[DATA FOR THIS TASK]
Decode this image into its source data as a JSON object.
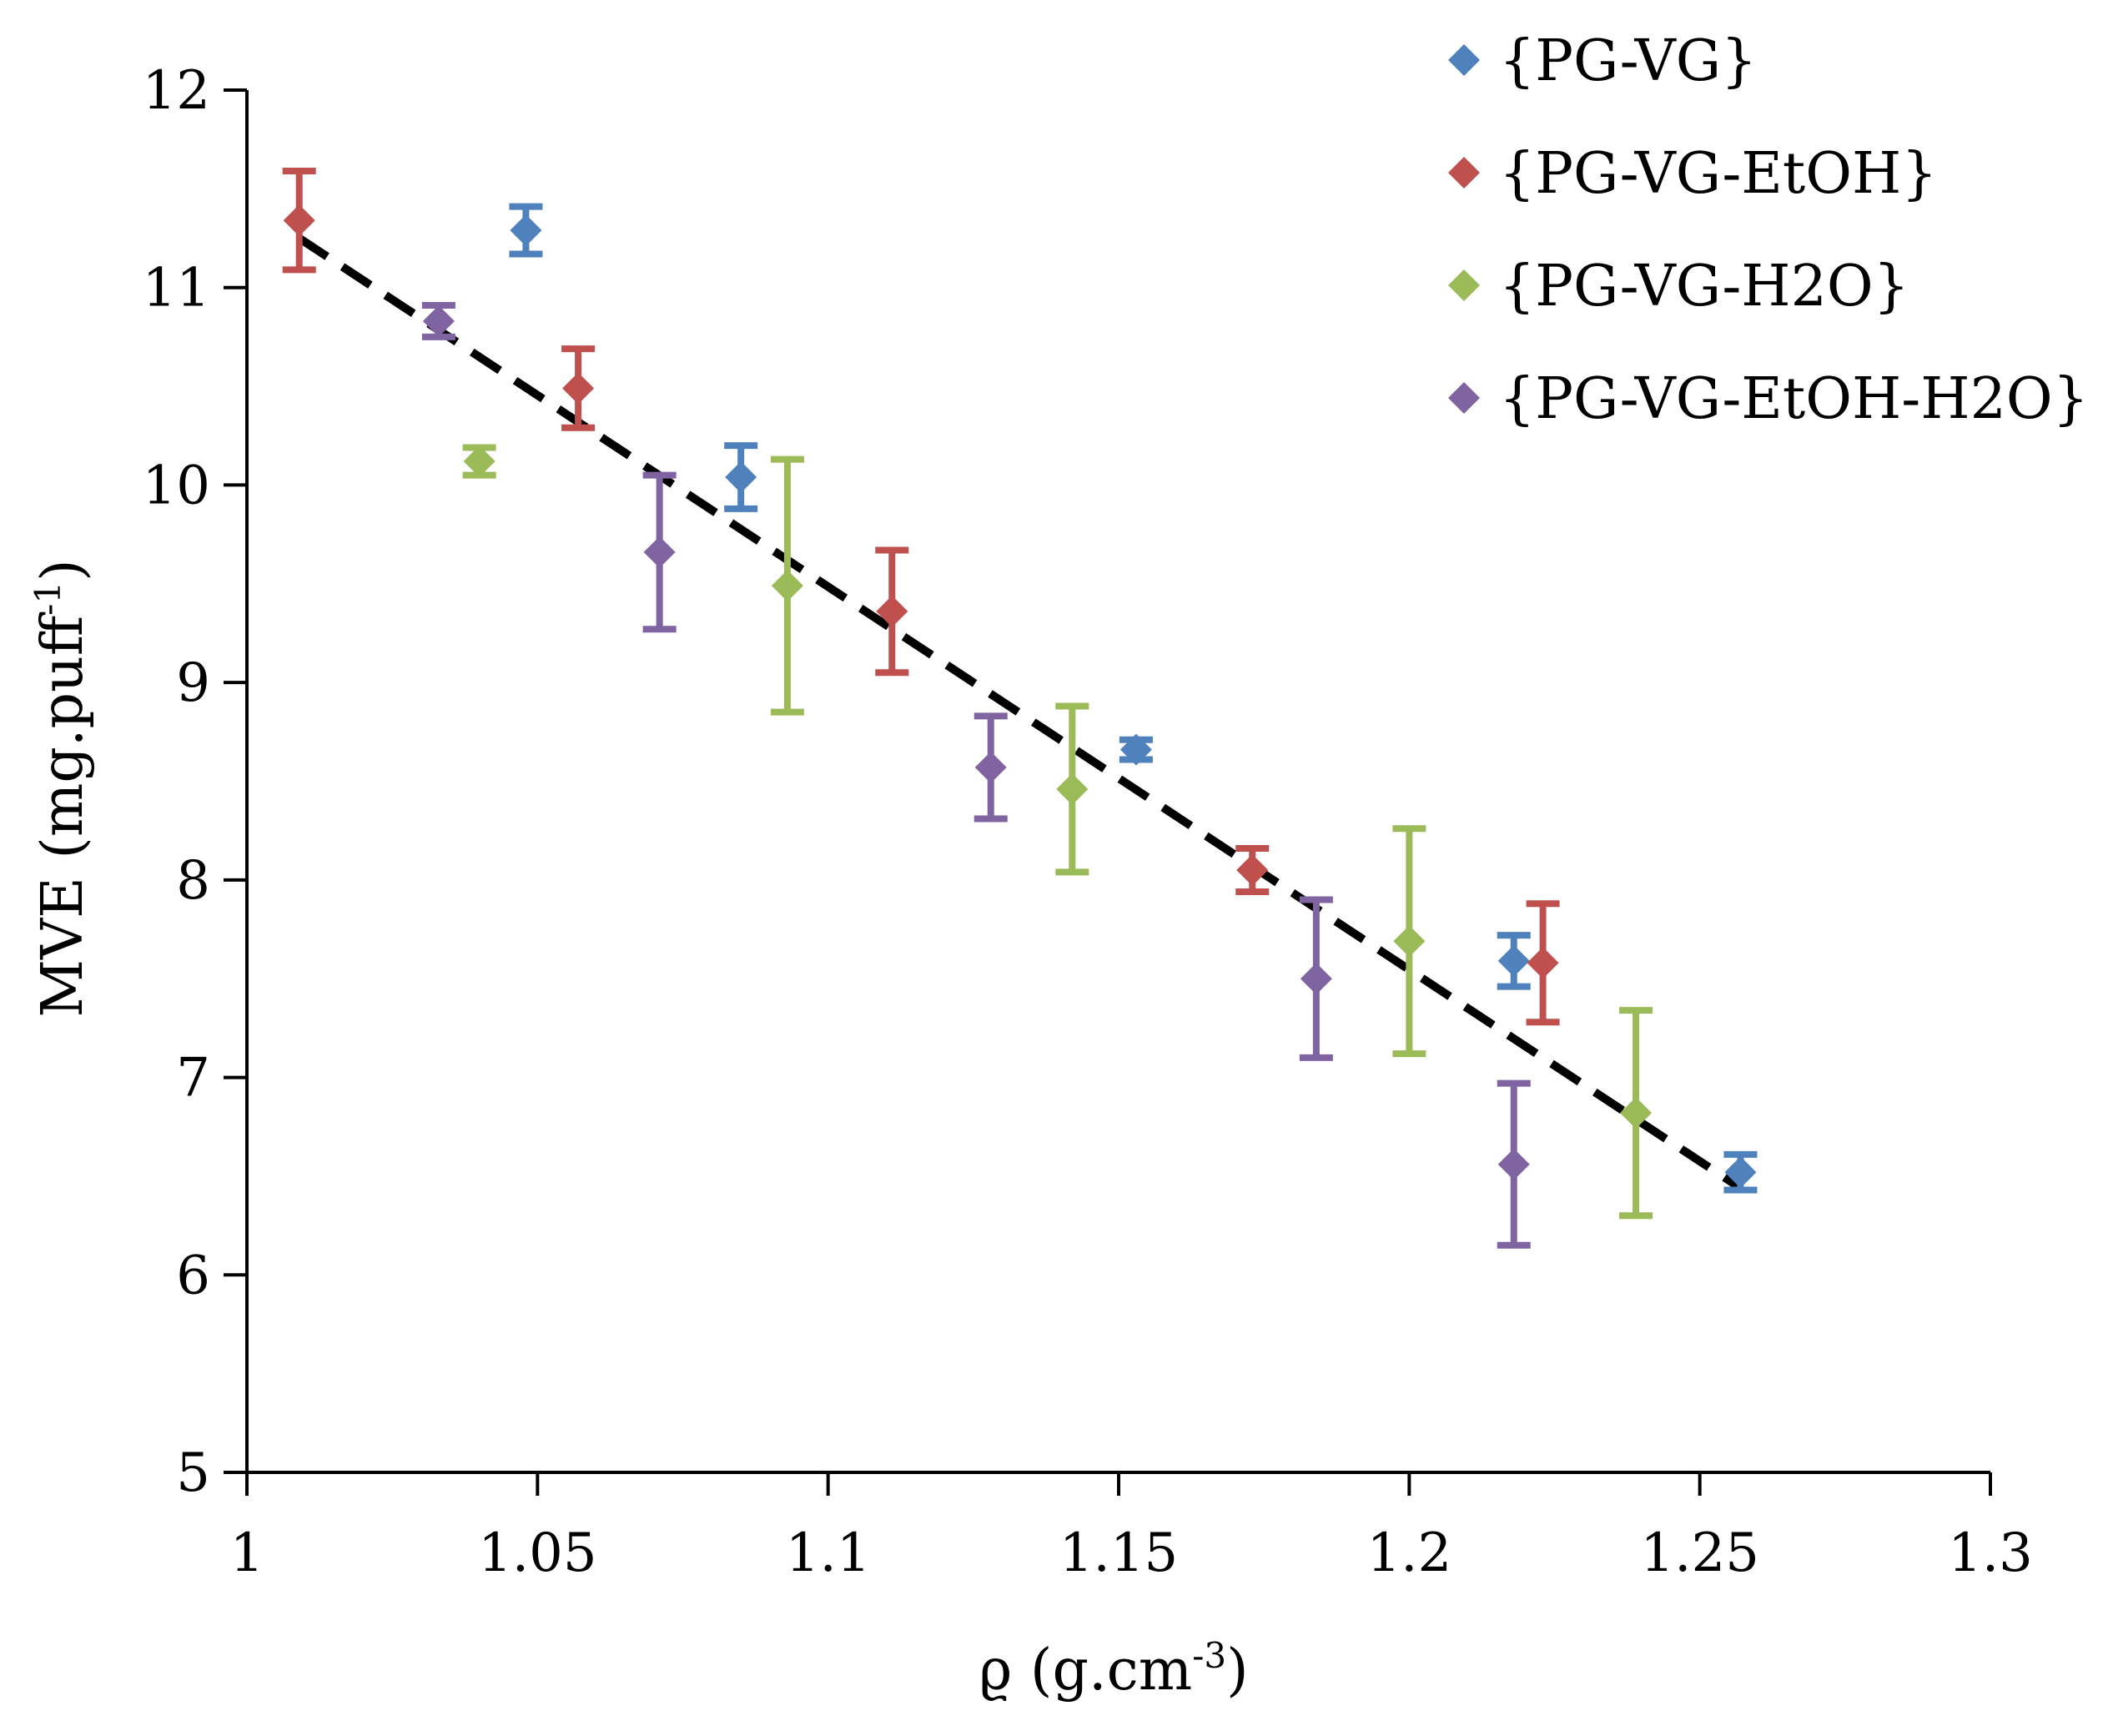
{
  "chart_data": {
    "type": "scatter",
    "title": "",
    "xlabel": "ϱ (g.cm",
    "xlabel_sup": "-3",
    "xlabel_end": ")",
    "ylabel": "MVE (mg.puff",
    "ylabel_sup": "-1",
    "ylabel_end": ")",
    "xlim": [
      1,
      1.3
    ],
    "ylim": [
      5,
      12
    ],
    "x_ticks": [
      1,
      1.05,
      1.1,
      1.15,
      1.2,
      1.25,
      1.3
    ],
    "x_tick_labels": [
      "1",
      "1.05",
      "1.1",
      "1.15",
      "1.2",
      "1.25",
      "1.3"
    ],
    "y_ticks": [
      5,
      6,
      7,
      8,
      9,
      10,
      11,
      12
    ],
    "y_tick_labels": [
      "5",
      "6",
      "7",
      "8",
      "9",
      "10",
      "11",
      "12"
    ],
    "legend_position": "top-right",
    "series": [
      {
        "name": "{PG-VG}",
        "color": "#4F81BD",
        "points": [
          {
            "x": 1.048,
            "y": 11.29,
            "err": 0.12
          },
          {
            "x": 1.085,
            "y": 10.04,
            "err": 0.16
          },
          {
            "x": 1.153,
            "y": 8.66,
            "err": 0.05
          },
          {
            "x": 1.218,
            "y": 7.59,
            "err": 0.13
          },
          {
            "x": 1.257,
            "y": 6.52,
            "err": 0.09
          }
        ]
      },
      {
        "name": "{PG-VG-EtOH}",
        "color": "#C0504D",
        "points": [
          {
            "x": 1.009,
            "y": 11.34,
            "err": 0.25
          },
          {
            "x": 1.057,
            "y": 10.49,
            "err": 0.2
          },
          {
            "x": 1.111,
            "y": 9.36,
            "err": 0.31
          },
          {
            "x": 1.173,
            "y": 8.05,
            "err": 0.11
          },
          {
            "x": 1.223,
            "y": 7.58,
            "err": 0.3
          }
        ]
      },
      {
        "name": "{PG-VG-H2O}",
        "color": "#9BBB59",
        "points": [
          {
            "x": 1.04,
            "y": 10.12,
            "err": 0.07
          },
          {
            "x": 1.093,
            "y": 9.49,
            "err": 0.64
          },
          {
            "x": 1.142,
            "y": 8.46,
            "err": 0.42
          },
          {
            "x": 1.2,
            "y": 7.69,
            "err": 0.57
          },
          {
            "x": 1.239,
            "y": 6.82,
            "err": 0.52
          }
        ]
      },
      {
        "name": "{PG-VG-EtOH-H2O}",
        "color": "#8064A2",
        "points": [
          {
            "x": 1.033,
            "y": 10.83,
            "err": 0.08
          },
          {
            "x": 1.071,
            "y": 9.66,
            "err": 0.39
          },
          {
            "x": 1.128,
            "y": 8.57,
            "err": 0.26
          },
          {
            "x": 1.184,
            "y": 7.5,
            "err": 0.4
          },
          {
            "x": 1.218,
            "y": 6.56,
            "err": 0.41
          }
        ]
      }
    ],
    "trendline": {
      "style": "dashed",
      "color": "#000000",
      "x": [
        1.009,
        1.257
      ],
      "y": [
        11.25,
        6.44
      ]
    }
  }
}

[SHORT PROBLEM] Copy all the lines above that hold the string "color".

[TASK OUTPUT]
        "color": "#4F81BD",
        "color": "#C0504D",
        "color": "#9BBB59",
        "color": "#8064A2",
      "color": "#000000",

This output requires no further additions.